» **Direction**: Reproduce all the items with each "bbox" renamed to "bounding box" and no other change, omitting the pictures.

[Element box items]
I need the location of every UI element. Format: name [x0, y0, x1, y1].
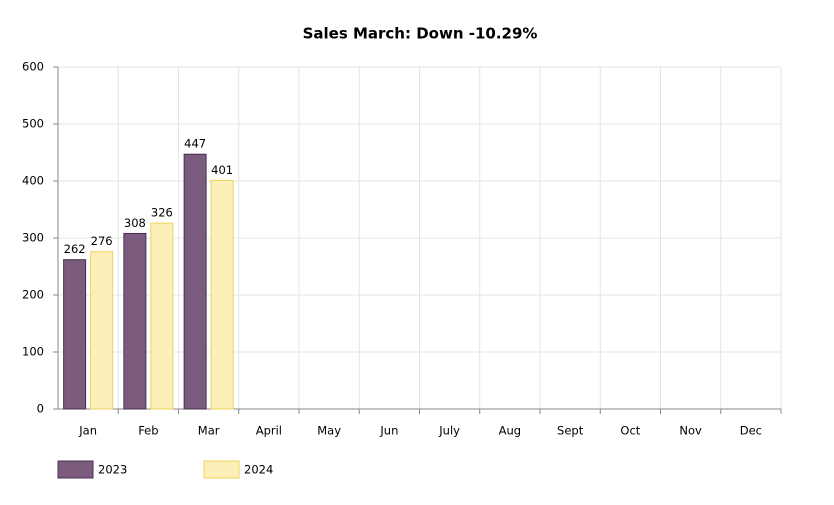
value-label: 262 [64, 242, 86, 256]
legend-swatch [57, 460, 94, 479]
y-tick-label: 500 [22, 117, 44, 131]
legend-label: 2024 [244, 463, 273, 477]
x-tick-label: April [256, 424, 282, 438]
x-tick-label: Nov [679, 424, 702, 438]
x-tick-label: Dec [740, 424, 762, 438]
x-tick-label: Jun [379, 424, 398, 438]
y-tick-label: 600 [22, 60, 44, 74]
x-tick-label: July [438, 424, 460, 438]
chart-title: Sales March: Down -10.29% [303, 25, 538, 43]
y-tick-label: 400 [22, 174, 44, 188]
bar [90, 251, 114, 410]
bar [183, 153, 207, 410]
y-tick-label: 100 [22, 345, 44, 359]
legend-label: 2023 [98, 463, 127, 477]
x-tick-label: May [317, 424, 341, 438]
y-tick-label: 0 [37, 402, 44, 416]
value-label: 447 [184, 137, 206, 151]
x-tick-label: Oct [620, 424, 640, 438]
y-tick-label: 200 [22, 288, 44, 302]
value-label: 326 [151, 206, 173, 220]
x-tick-label: Jan [78, 424, 97, 438]
x-tick-label: Mar [198, 424, 220, 438]
value-label: 276 [91, 234, 113, 248]
bar [63, 259, 87, 410]
value-label: 401 [211, 163, 233, 177]
bar [150, 222, 174, 410]
x-tick-label: Aug [499, 424, 521, 438]
x-tick-label: Feb [138, 424, 158, 438]
legend-swatch [203, 460, 240, 479]
x-tick-label: Sept [557, 424, 584, 438]
bar [210, 179, 234, 410]
value-label: 308 [124, 216, 146, 230]
y-tick-label: 300 [22, 231, 44, 245]
bar [123, 232, 147, 410]
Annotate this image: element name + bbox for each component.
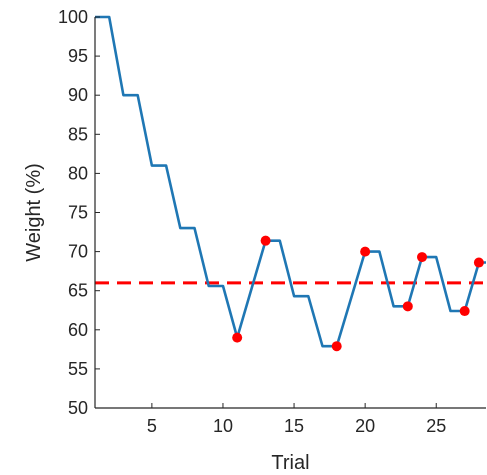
y-tick-label: 70 (68, 242, 88, 262)
y-tick-label: 85 (68, 124, 88, 144)
x-axis-label: Trial (271, 452, 309, 474)
x-tick-label: 5 (147, 416, 157, 436)
x-tick-label: 10 (213, 416, 233, 436)
reversal-point (459, 306, 470, 317)
y-tick-label: 95 (68, 46, 88, 66)
reversal-point (417, 252, 428, 263)
reversal-point (232, 332, 243, 343)
weight-series-line (95, 15, 486, 348)
reversal-point (331, 341, 342, 352)
y-tick-label: 65 (68, 281, 88, 301)
y-tick-label: 55 (68, 359, 88, 379)
x-tick-label: 25 (426, 416, 446, 436)
y-tick-label: 90 (68, 85, 88, 105)
x-tick-label: 15 (284, 416, 304, 436)
y-tick-label: 80 (68, 163, 88, 183)
reversal-point (402, 301, 413, 312)
reversal-point (360, 246, 371, 257)
y-tick-label: 60 (68, 320, 88, 340)
y-tick-label: 75 (68, 203, 88, 223)
axes: 50 55 60 65 70 75 80 85 90 95 100 5 10 15 20 25 (58, 7, 486, 436)
reversal-point (260, 235, 271, 246)
plot-area (95, 15, 486, 352)
y-tick-label: 50 (68, 398, 88, 418)
reversal-point (473, 257, 484, 268)
x-tick-label: 20 (355, 416, 375, 436)
y-axis-label: Weight (%) (23, 163, 45, 262)
y-tick-label: 100 (58, 7, 88, 27)
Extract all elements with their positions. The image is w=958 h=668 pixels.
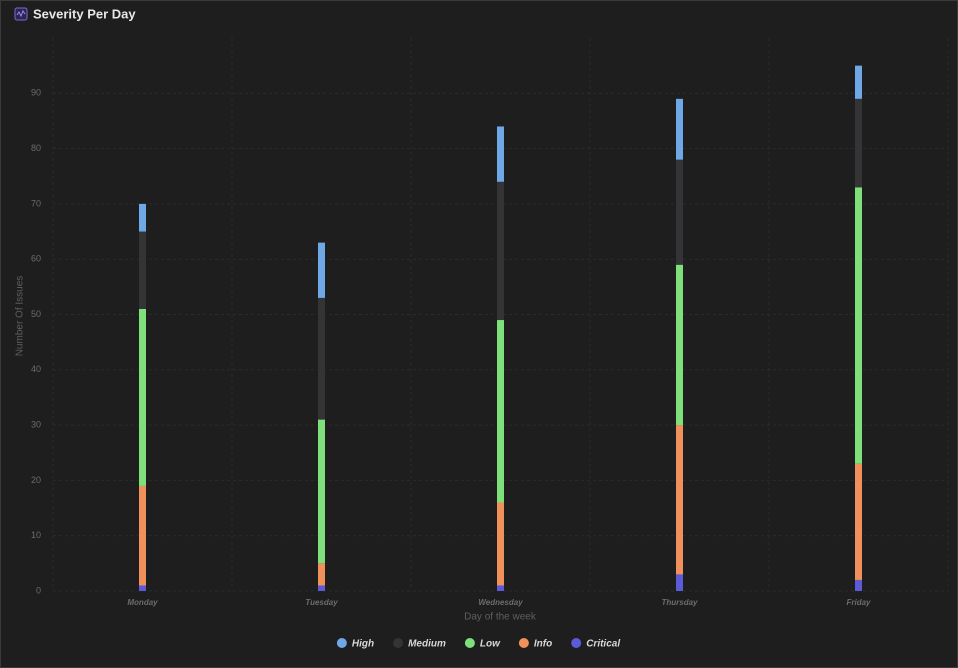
y-tick-label: 80: [31, 143, 41, 153]
y-tick-label: 40: [31, 364, 41, 374]
y-axis-title: Number Of Issues: [15, 276, 26, 357]
x-axis-title: Day of the week: [464, 612, 537, 623]
legend-swatch: [571, 638, 582, 648]
legend-swatch: [464, 638, 475, 648]
bar-segment: [855, 187, 862, 464]
legend-swatch: [518, 638, 529, 648]
bar-segment: [676, 159, 683, 265]
bar-segment: [139, 585, 146, 591]
legend-swatch: [393, 638, 404, 648]
bar-segment: [676, 98, 683, 160]
y-tick-label: 70: [31, 198, 41, 208]
x-tick-label: Monday: [127, 598, 158, 607]
x-tick-label: Tuesday: [305, 598, 338, 607]
bar-segment: [855, 98, 862, 188]
y-tick-label: 90: [31, 88, 41, 98]
bar-segment: [855, 463, 862, 580]
bar-segment: [318, 297, 325, 420]
bar-segment: [497, 181, 504, 321]
bar-segment: [497, 126, 504, 182]
legend-swatch: [336, 638, 347, 648]
chart-icon-line: [16, 9, 26, 18]
bar-segment: [855, 65, 862, 99]
bar-segment: [676, 425, 683, 575]
x-tick-label: Wednesday: [478, 598, 523, 607]
bar-segment: [676, 264, 683, 426]
x-tick-label: Thursday: [661, 598, 698, 607]
x-tick-label: Friday: [846, 598, 871, 607]
bar-segment: [497, 502, 504, 586]
bar-segment: [318, 585, 325, 591]
legend-label: Info: [534, 639, 552, 650]
y-tick-label: 30: [31, 419, 41, 429]
bar-segment: [139, 308, 146, 486]
y-tick-label: 20: [31, 475, 41, 485]
bar-segment: [676, 574, 683, 591]
bar-segment: [497, 320, 504, 503]
y-tick-label: 0: [36, 585, 41, 595]
chart-icon: [14, 7, 28, 21]
bar-segment: [318, 242, 325, 298]
legend-label: High: [352, 639, 374, 650]
chart-title: Severity Per Day: [33, 6, 136, 21]
bar-segment: [855, 579, 862, 591]
bar-segment: [139, 203, 146, 232]
legend-label: Low: [480, 639, 501, 650]
y-tick-label: 60: [31, 254, 41, 264]
legend-label: Medium: [408, 639, 446, 650]
y-tick-label: 10: [31, 530, 41, 540]
bar-segment: [318, 563, 325, 586]
bar-segment: [497, 585, 504, 591]
bar-segment: [139, 231, 146, 309]
bar-segment: [318, 419, 325, 564]
legend-label: Critical: [586, 639, 620, 650]
y-tick-label: 50: [31, 309, 41, 319]
bar-segment: [139, 485, 146, 586]
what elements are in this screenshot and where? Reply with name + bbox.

» **Task solution**:
I need the location of every UI element. Format: name [x0, y0, x1, y1].
value-label: 262 [64, 242, 86, 256]
legend-swatch [57, 460, 94, 479]
y-tick-label: 500 [22, 117, 44, 131]
legend-label: 2024 [244, 463, 273, 477]
x-tick-label: April [256, 424, 282, 438]
x-tick-label: Nov [679, 424, 702, 438]
x-tick-label: Dec [740, 424, 762, 438]
x-tick-label: Jun [379, 424, 398, 438]
y-tick-label: 600 [22, 60, 44, 74]
x-tick-label: July [438, 424, 460, 438]
chart-title: Sales March: Down -10.29% [303, 25, 538, 43]
y-tick-label: 400 [22, 174, 44, 188]
bar [90, 251, 114, 410]
bar [183, 153, 207, 410]
y-tick-label: 100 [22, 345, 44, 359]
legend-label: 2023 [98, 463, 127, 477]
x-tick-label: May [317, 424, 341, 438]
y-tick-label: 0 [37, 402, 44, 416]
value-label: 447 [184, 137, 206, 151]
x-tick-label: Oct [620, 424, 640, 438]
y-tick-label: 200 [22, 288, 44, 302]
value-label: 326 [151, 206, 173, 220]
x-tick-label: Jan [78, 424, 97, 438]
x-tick-label: Mar [198, 424, 220, 438]
value-label: 276 [91, 234, 113, 248]
bar [63, 259, 87, 410]
value-label: 401 [211, 163, 233, 177]
bar [150, 222, 174, 410]
x-tick-label: Aug [499, 424, 521, 438]
x-tick-label: Feb [138, 424, 158, 438]
legend-swatch [203, 460, 240, 479]
x-tick-label: Sept [557, 424, 584, 438]
bar [210, 179, 234, 410]
value-label: 308 [124, 216, 146, 230]
y-tick-label: 300 [22, 231, 44, 245]
bar [123, 232, 147, 410]
Annotate this image: element name + bounding box for each component.
y-tick-label: 70 (68, 242, 88, 262)
y-tick-label: 85 (68, 124, 88, 144)
x-axis-label: Trial (271, 452, 309, 474)
x-tick-label: 5 (147, 416, 157, 436)
x-tick-label: 10 (213, 416, 233, 436)
reversal-point (459, 306, 470, 317)
y-tick-label: 95 (68, 46, 88, 66)
reversal-point (417, 252, 428, 263)
reversal-point (232, 332, 243, 343)
weight-series-line (95, 15, 486, 348)
reversal-point (331, 341, 342, 352)
y-tick-label: 65 (68, 281, 88, 301)
y-tick-label: 55 (68, 359, 88, 379)
x-tick-label: 25 (426, 416, 446, 436)
y-tick-label: 90 (68, 85, 88, 105)
x-tick-label: 15 (284, 416, 304, 436)
y-tick-label: 80 (68, 163, 88, 183)
reversal-point (402, 301, 413, 312)
reversal-point (360, 246, 371, 257)
y-tick-label: 60 (68, 320, 88, 340)
y-tick-label: 75 (68, 203, 88, 223)
axes: 50 55 60 65 70 75 80 85 90 95 100 5 10 15 20 25 (58, 7, 486, 436)
reversal-point (260, 235, 271, 246)
plot-area (95, 15, 486, 352)
y-tick-label: 50 (68, 398, 88, 418)
reversal-point (473, 257, 484, 268)
x-tick-label: 20 (355, 416, 375, 436)
y-axis-label: Weight (%) (23, 163, 45, 262)
y-tick-label: 100 (58, 7, 88, 27)
Extract all elements with their positions. The image is w=958 h=668 pixels.
y-tick-label: 80: [31, 143, 41, 153]
y-tick-label: 40: [31, 364, 41, 374]
y-axis-title: Number Of Issues: [15, 276, 26, 357]
x-axis-title: Day of the week: [464, 612, 537, 623]
legend-swatch: [571, 638, 582, 648]
legend-swatch: [464, 638, 475, 648]
bar-segment: [855, 187, 862, 464]
legend-swatch: [518, 638, 529, 648]
bar-segment: [676, 159, 683, 265]
bar-segment: [139, 585, 146, 591]
legend-swatch: [393, 638, 404, 648]
bar-segment: [676, 98, 683, 160]
y-tick-label: 70: [31, 198, 41, 208]
x-tick-label: Monday: [127, 598, 158, 607]
x-tick-label: Tuesday: [305, 598, 338, 607]
bar-segment: [855, 98, 862, 188]
y-tick-label: 90: [31, 88, 41, 98]
bar-segment: [855, 463, 862, 580]
bar-segment: [318, 297, 325, 420]
bar-segment: [497, 181, 504, 321]
bar-segment: [497, 126, 504, 182]
legend-swatch: [336, 638, 347, 648]
chart-icon-line: [16, 9, 26, 18]
bar-segment: [855, 65, 862, 99]
bar-segment: [676, 425, 683, 575]
x-tick-label: Wednesday: [478, 598, 523, 607]
bar-segment: [676, 264, 683, 426]
x-tick-label: Thursday: [661, 598, 698, 607]
x-tick-label: Friday: [846, 598, 871, 607]
bar-segment: [497, 502, 504, 586]
bar-segment: [318, 585, 325, 591]
legend-label: Info: [534, 639, 552, 650]
y-tick-label: 30: [31, 419, 41, 429]
bar-segment: [139, 308, 146, 486]
y-tick-label: 20: [31, 475, 41, 485]
bar-segment: [676, 574, 683, 591]
bar-segment: [497, 320, 504, 503]
y-tick-label: 0: [36, 585, 41, 595]
chart-icon: [14, 7, 28, 21]
bar-segment: [318, 242, 325, 298]
legend-label: High: [352, 639, 374, 650]
chart-title: Severity Per Day: [33, 6, 136, 21]
bar-segment: [855, 579, 862, 591]
bar-segment: [139, 203, 146, 232]
legend-label: Low: [480, 639, 501, 650]
y-tick-label: 60: [31, 254, 41, 264]
legend-label: Medium: [408, 639, 446, 650]
y-tick-label: 10: [31, 530, 41, 540]
bar-segment: [318, 563, 325, 586]
bar-segment: [497, 585, 504, 591]
bar-segment: [139, 231, 146, 309]
bar-segment: [318, 419, 325, 564]
legend-label: Critical: [586, 639, 620, 650]
y-tick-label: 50: [31, 309, 41, 319]
bar-segment: [139, 485, 146, 586]
what elements are in this screenshot and where? Reply with name + bounding box.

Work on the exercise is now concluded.